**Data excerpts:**
··········

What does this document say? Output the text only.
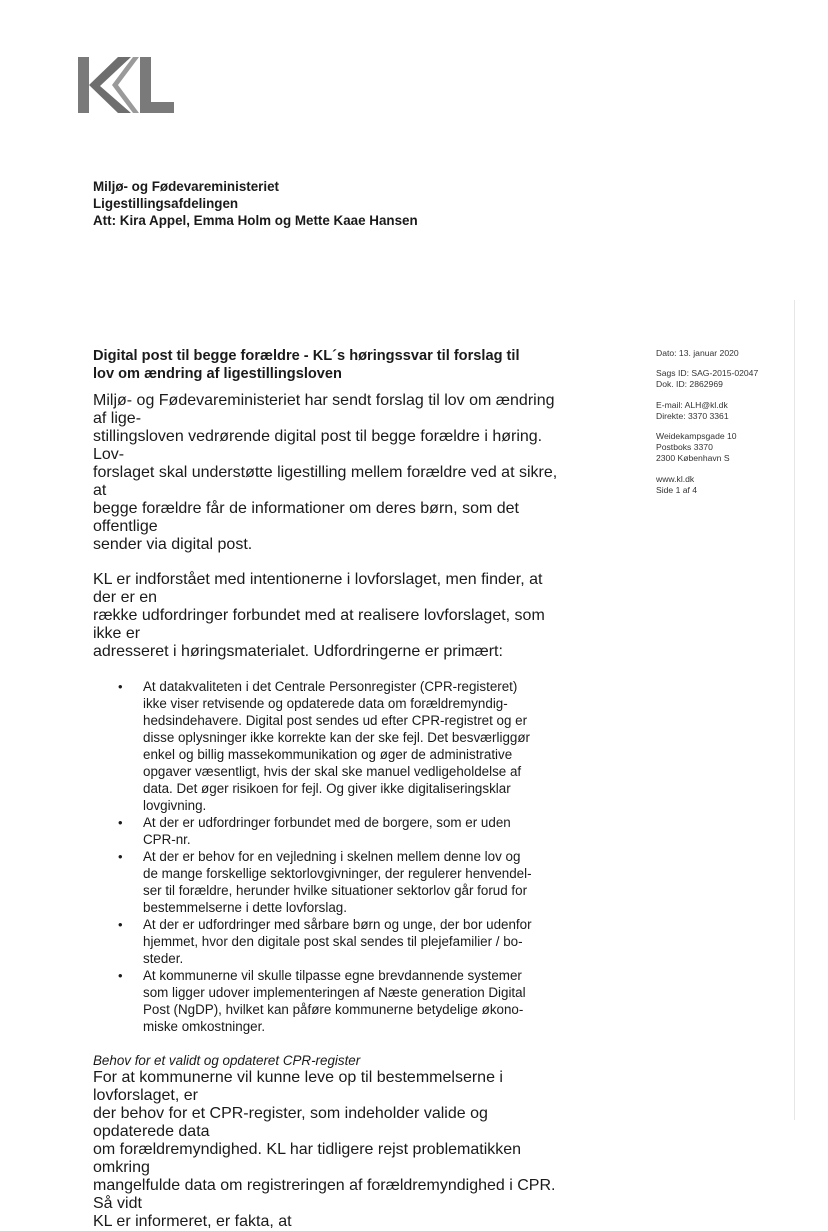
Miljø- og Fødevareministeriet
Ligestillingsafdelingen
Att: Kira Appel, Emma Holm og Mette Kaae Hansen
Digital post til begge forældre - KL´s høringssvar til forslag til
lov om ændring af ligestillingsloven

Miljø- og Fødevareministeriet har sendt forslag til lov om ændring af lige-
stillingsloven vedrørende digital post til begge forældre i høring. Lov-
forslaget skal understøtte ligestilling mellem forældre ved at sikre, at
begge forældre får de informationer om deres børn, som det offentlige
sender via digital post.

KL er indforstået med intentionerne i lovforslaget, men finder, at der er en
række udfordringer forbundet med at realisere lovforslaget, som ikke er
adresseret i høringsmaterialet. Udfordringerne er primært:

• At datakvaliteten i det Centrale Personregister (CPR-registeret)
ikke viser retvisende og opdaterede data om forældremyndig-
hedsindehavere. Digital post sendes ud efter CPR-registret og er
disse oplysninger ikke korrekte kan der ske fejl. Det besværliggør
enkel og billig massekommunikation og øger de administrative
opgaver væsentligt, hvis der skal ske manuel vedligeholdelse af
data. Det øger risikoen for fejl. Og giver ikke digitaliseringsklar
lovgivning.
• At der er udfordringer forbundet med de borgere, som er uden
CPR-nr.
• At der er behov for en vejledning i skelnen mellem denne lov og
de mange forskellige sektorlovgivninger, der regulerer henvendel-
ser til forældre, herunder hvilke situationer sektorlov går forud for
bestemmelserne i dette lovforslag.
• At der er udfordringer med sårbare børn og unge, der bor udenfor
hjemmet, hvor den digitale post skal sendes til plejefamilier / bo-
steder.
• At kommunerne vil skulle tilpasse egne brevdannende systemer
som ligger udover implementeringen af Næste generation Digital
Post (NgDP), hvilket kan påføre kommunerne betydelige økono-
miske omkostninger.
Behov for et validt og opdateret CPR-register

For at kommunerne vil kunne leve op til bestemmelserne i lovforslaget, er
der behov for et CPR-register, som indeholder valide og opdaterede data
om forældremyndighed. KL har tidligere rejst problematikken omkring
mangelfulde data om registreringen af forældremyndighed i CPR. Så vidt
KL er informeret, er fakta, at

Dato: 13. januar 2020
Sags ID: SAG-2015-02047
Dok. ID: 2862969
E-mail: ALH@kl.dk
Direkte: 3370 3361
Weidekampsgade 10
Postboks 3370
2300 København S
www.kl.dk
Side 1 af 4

··········

**WHAT YOU ARE ASKED TO DO:**
Gather all the lines that include the word "sendes" and copy them out.

**TASK ANSWER:**
hedsindehavere. Digital post sendes ud efter CPR-registret og er
hjemmet, hvor den digitale post skal sendes til plejefamilier / bo-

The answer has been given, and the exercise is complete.